*JOB*: Take the line that contains "Transcribe the text in this document." as the first line and the final line of the records as the last; return exactly those lines and the lines between.

(Saved data entries)
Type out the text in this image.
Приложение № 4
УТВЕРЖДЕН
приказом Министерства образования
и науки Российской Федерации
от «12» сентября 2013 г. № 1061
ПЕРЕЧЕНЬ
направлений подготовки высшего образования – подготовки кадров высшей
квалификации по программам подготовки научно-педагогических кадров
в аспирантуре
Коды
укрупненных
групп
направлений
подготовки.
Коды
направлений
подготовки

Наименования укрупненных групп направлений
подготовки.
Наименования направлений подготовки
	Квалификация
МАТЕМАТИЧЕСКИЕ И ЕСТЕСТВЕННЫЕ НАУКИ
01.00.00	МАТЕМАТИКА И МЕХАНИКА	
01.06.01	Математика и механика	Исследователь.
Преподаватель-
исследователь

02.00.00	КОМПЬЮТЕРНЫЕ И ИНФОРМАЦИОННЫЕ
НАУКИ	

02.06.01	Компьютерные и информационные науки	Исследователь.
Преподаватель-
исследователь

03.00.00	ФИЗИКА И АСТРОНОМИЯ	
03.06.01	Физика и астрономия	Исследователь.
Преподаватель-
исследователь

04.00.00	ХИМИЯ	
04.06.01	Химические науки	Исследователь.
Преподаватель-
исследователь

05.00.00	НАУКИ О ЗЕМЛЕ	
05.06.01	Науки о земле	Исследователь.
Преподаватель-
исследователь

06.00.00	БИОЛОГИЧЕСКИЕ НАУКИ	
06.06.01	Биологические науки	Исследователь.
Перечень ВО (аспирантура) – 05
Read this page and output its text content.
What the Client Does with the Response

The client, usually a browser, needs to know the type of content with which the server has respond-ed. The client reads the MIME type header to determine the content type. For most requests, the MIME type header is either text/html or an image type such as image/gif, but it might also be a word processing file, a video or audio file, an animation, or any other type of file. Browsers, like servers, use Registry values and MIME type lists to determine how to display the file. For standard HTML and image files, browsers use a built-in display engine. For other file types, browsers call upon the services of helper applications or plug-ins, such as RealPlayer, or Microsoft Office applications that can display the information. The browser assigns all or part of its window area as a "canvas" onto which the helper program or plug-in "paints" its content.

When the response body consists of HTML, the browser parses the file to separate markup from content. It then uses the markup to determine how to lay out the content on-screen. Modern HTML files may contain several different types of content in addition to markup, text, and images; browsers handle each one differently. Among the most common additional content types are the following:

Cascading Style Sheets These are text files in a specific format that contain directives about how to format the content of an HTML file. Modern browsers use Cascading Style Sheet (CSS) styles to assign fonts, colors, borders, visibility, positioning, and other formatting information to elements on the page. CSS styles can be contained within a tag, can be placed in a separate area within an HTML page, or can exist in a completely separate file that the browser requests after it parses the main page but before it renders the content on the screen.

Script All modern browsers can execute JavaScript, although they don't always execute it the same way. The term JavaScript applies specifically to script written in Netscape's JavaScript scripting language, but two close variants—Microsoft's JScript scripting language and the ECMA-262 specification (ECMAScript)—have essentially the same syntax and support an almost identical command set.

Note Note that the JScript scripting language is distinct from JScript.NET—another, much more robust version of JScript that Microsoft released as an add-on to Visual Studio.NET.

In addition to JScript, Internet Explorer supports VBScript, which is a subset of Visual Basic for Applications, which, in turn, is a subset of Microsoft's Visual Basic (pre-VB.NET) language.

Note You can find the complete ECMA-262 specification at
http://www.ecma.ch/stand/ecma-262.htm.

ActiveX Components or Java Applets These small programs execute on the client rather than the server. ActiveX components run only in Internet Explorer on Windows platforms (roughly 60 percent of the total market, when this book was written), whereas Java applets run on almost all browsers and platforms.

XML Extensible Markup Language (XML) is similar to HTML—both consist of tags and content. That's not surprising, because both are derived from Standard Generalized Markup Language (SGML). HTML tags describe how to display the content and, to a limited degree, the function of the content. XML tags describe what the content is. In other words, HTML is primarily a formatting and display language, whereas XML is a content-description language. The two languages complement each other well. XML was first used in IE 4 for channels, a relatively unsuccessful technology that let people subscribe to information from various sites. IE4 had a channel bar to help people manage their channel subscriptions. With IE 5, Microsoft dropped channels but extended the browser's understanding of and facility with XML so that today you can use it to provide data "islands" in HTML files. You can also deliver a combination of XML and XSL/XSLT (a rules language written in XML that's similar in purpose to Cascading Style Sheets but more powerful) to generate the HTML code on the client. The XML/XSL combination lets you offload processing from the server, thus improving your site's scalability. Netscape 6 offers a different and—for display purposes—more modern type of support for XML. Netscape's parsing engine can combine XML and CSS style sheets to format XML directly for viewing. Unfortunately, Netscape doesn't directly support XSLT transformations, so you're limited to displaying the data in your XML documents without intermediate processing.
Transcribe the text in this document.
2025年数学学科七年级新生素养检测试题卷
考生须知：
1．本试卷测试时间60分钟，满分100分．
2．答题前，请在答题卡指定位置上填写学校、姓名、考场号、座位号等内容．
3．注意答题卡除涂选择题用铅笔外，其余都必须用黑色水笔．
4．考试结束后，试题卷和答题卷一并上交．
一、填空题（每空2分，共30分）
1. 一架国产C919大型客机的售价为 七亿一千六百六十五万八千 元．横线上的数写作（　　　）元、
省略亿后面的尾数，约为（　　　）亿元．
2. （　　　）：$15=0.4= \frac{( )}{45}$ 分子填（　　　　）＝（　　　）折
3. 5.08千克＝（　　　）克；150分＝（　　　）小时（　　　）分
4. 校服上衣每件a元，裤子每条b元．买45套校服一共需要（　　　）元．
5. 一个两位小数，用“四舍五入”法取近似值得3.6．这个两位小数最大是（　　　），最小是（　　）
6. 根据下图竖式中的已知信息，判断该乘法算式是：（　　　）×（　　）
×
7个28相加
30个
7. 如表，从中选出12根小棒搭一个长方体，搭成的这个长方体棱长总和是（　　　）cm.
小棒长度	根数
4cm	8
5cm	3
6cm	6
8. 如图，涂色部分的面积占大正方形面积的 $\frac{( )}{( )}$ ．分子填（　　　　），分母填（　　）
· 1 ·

*WRITTEN RESPONSE*:
Transcribe the text in this document.
2025年数学学科七年级新生素养检测试题卷
考生须知：
1．本试卷测试时间60分钟，满分100分．
2．答题前，请在答题卡指定位置上填写学校、姓名、考场号、座位号等内容．
3．注意答题卡除涂选择题用铅笔外，其余都必须用黑色水笔．
4．考试结束后，试题卷和答题卷一并上交．
一、填空题（每空2分，共30分）
1. 一架国产C919大型客机的售价为 七亿一千六百六十五万八千 元．横线上的数写作（　　　）元、
省略亿后面的尾数，约为（　　　）亿元．
2. （　　　）：$15=0.4= \frac{( )}{45}$ 分子填（　　　　）＝（　　　）折
3. 5.08千克＝（　　　）克；150分＝（　　　）小时（　　　）分
4. 校服上衣每件a元，裤子每条b元．买45套校服一共需要（　　　）元．
5. 一个两位小数，用“四舍五入”法取近似值得3.6．这个两位小数最大是（　　　），最小是（　　）
6. 根据下图竖式中的已知信息，判断该乘法算式是：（　　　）×（　　）
×
7个28相加
30个
7. 如表，从中选出12根小棒搭一个长方体，搭成的这个长方体棱长总和是（　　　）cm.
小棒长度	根数
4cm	8
5cm	3
6cm	6
8. 如图，涂色部分的面积占大正方形面积的 $\frac{( )}{( )}$ ．分子填（　　　　），分母填（　　）
· 1 ·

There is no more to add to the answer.